Your instructions:
Search the records for "imakana" and copy each line that holds it.

Material supplied:
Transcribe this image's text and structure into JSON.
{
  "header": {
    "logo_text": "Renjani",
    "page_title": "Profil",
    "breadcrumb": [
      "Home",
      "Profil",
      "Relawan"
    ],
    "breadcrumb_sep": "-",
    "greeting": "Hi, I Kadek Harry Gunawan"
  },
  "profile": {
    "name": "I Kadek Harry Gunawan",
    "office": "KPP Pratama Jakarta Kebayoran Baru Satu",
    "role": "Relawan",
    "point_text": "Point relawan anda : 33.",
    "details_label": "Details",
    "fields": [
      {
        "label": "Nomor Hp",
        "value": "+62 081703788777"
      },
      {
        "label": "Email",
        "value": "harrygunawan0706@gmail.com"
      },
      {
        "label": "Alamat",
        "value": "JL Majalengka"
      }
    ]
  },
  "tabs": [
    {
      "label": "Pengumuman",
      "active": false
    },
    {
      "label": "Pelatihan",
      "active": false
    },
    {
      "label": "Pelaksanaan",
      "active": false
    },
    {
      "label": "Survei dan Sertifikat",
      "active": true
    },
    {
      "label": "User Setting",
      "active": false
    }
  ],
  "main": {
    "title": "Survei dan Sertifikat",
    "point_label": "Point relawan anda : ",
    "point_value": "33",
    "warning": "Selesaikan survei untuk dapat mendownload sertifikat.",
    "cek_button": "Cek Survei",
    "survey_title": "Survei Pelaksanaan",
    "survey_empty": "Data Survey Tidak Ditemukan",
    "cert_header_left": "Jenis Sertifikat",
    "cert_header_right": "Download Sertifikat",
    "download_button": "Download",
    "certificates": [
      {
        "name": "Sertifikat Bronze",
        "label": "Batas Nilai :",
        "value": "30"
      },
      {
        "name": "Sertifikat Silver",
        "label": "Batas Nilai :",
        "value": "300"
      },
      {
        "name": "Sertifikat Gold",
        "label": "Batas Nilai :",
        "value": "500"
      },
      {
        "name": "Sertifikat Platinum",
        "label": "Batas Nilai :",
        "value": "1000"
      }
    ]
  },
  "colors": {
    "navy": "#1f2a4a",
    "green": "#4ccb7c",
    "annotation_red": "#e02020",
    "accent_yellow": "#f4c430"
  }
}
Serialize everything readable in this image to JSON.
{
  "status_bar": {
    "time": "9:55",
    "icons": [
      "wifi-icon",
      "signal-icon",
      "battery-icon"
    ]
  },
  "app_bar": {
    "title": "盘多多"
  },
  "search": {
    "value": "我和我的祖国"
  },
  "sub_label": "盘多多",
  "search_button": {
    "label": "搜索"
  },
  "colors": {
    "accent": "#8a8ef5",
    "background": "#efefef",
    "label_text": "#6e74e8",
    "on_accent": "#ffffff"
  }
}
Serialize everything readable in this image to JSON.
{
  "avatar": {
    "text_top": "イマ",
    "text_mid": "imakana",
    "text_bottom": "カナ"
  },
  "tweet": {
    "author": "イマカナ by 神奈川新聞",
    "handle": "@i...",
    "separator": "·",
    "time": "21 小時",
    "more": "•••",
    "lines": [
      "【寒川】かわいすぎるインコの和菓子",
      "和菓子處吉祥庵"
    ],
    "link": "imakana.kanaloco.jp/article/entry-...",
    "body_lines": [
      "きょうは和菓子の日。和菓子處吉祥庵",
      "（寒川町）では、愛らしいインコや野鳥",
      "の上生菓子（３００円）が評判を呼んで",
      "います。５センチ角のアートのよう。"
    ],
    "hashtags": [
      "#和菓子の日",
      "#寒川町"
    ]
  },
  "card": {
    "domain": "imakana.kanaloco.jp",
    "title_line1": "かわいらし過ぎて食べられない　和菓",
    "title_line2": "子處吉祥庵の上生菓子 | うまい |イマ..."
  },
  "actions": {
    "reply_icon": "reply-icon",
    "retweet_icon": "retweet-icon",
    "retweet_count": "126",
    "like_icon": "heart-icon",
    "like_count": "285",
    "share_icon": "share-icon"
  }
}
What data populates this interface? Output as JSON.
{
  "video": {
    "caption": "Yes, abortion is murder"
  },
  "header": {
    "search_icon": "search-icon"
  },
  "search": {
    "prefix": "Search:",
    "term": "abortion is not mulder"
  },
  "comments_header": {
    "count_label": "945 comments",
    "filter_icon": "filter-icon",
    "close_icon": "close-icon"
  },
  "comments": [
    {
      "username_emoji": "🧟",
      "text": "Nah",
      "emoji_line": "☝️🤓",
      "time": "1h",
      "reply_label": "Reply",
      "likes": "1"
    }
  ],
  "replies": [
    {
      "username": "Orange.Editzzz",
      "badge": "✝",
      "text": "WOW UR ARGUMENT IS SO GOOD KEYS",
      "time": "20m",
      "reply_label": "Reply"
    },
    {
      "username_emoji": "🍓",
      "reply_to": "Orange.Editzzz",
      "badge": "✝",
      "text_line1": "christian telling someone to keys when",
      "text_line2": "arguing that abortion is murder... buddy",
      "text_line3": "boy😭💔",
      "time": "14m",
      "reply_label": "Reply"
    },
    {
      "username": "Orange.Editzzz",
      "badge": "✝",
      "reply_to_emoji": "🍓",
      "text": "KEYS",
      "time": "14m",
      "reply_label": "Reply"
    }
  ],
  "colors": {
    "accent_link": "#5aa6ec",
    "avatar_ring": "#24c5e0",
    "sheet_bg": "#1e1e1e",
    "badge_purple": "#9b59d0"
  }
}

Solution to this exercise:
    "text_mid": "imakana",
    "link": "imakana.kanaloco.jp/article/entry-...",
    "domain": "imakana.kanaloco.jp",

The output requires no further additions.